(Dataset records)

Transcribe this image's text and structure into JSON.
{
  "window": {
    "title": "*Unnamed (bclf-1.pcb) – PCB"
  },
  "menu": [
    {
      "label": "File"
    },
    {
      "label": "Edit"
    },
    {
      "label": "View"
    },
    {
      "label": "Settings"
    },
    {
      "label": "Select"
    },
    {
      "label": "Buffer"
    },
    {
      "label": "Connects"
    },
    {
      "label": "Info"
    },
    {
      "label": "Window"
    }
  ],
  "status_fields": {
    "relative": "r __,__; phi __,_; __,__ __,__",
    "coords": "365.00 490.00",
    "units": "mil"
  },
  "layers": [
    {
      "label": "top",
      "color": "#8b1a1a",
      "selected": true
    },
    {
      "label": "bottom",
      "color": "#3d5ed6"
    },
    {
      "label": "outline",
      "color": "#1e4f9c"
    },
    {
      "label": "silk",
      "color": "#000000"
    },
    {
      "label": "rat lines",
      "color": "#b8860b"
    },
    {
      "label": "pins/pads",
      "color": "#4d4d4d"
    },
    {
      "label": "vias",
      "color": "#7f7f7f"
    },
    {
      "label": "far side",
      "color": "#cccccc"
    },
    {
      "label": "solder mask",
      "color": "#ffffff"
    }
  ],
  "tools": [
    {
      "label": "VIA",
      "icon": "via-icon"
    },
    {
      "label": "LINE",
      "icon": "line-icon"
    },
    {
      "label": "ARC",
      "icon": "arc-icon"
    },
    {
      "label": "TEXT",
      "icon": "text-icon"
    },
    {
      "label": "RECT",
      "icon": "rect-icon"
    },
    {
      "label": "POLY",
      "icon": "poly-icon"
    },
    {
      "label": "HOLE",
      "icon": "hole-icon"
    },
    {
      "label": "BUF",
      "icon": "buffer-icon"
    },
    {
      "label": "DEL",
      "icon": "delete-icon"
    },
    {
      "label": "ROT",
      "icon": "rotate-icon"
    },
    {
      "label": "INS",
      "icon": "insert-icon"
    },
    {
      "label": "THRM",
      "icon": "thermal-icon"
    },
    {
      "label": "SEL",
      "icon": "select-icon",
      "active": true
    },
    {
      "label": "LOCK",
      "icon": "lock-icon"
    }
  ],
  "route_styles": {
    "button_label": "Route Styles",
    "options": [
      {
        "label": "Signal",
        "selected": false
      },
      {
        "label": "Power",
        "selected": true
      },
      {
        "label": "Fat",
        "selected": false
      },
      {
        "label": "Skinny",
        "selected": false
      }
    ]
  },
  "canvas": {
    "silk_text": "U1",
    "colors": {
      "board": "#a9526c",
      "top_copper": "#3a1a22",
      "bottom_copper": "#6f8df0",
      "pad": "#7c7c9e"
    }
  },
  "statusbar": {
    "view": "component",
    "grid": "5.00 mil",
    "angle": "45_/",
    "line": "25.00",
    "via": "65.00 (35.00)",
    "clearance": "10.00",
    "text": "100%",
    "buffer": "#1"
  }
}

PROBLEM
Using the data above, print every record exactly as shown.

OUTPUT FOR THIS TASK
Transcribe this image's text and structure into JSON.
{
  "window": {
    "title": "*Unnamed (bclf-1.pcb) – PCB"
  },
  "menu": [
    {
      "label": "File"
    },
    {
      "label": "Edit"
    },
    {
      "label": "View"
    },
    {
      "label": "Settings"
    },
    {
      "label": "Select"
    },
    {
      "label": "Buffer"
    },
    {
      "label": "Connects"
    },
    {
      "label": "Info"
    },
    {
      "label": "Window"
    }
  ],
  "status_fields": {
    "relative": "r __,__; phi __,_; __,__ __,__",
    "coords": "365.00 490.00",
    "units": "mil"
  },
  "layers": [
    {
      "label": "top",
      "color": "#8b1a1a",
      "selected": true
    },
    {
      "label": "bottom",
      "color": "#3d5ed6"
    },
    {
      "label": "outline",
      "color": "#1e4f9c"
    },
    {
      "label": "silk",
      "color": "#000000"
    },
    {
      "label": "rat lines",
      "color": "#b8860b"
    },
    {
      "label": "pins/pads",
      "color": "#4d4d4d"
    },
    {
      "label": "vias",
      "color": "#7f7f7f"
    },
    {
      "label": "far side",
      "color": "#cccccc"
    },
    {
      "label": "solder mask",
      "color": "#ffffff"
    }
  ],
  "tools": [
    {
      "label": "VIA",
      "icon": "via-icon"
    },
    {
      "label": "LINE",
      "icon": "line-icon"
    },
    {
      "label": "ARC",
      "icon": "arc-icon"
    },
    {
      "label": "TEXT",
      "icon": "text-icon"
    },
    {
      "label": "RECT",
      "icon": "rect-icon"
    },
    {
      "label": "POLY",
      "icon": "poly-icon"
    },
    {
      "label": "HOLE",
      "icon": "hole-icon"
    },
    {
      "label": "BUF",
      "icon": "buffer-icon"
    },
    {
      "label": "DEL",
      "icon": "delete-icon"
    },
    {
      "label": "ROT",
      "icon": "rotate-icon"
    },
    {
      "label": "INS",
      "icon": "insert-icon"
    },
    {
      "label": "THRM",
      "icon": "thermal-icon"
    },
    {
      "label": "SEL",
      "icon": "select-icon",
      "active": true
    },
    {
      "label": "LOCK",
      "icon": "lock-icon"
    }
  ],
  "route_styles": {
    "button_label": "Route Styles",
    "options": [
      {
        "label": "Signal",
        "selected": false
      },
      {
        "label": "Power",
        "selected": true
      },
      {
        "label": "Fat",
        "selected": false
      },
      {
        "label": "Skinny",
        "selected": false
      }
    ]
  },
  "canvas": {
    "silk_text": "U1",
    "colors": {
      "board": "#a9526c",
      "top_copper": "#3a1a22",
      "bottom_copper": "#6f8df0",
      "pad": "#7c7c9e"
    }
  },
  "statusbar": {
    "view": "component",
    "grid": "5.00 mil",
    "angle": "45_/",
    "line": "25.00",
    "via": "65.00 (35.00)",
    "clearance": "10.00",
    "text": "100%",
    "buffer": "#1"
  }
}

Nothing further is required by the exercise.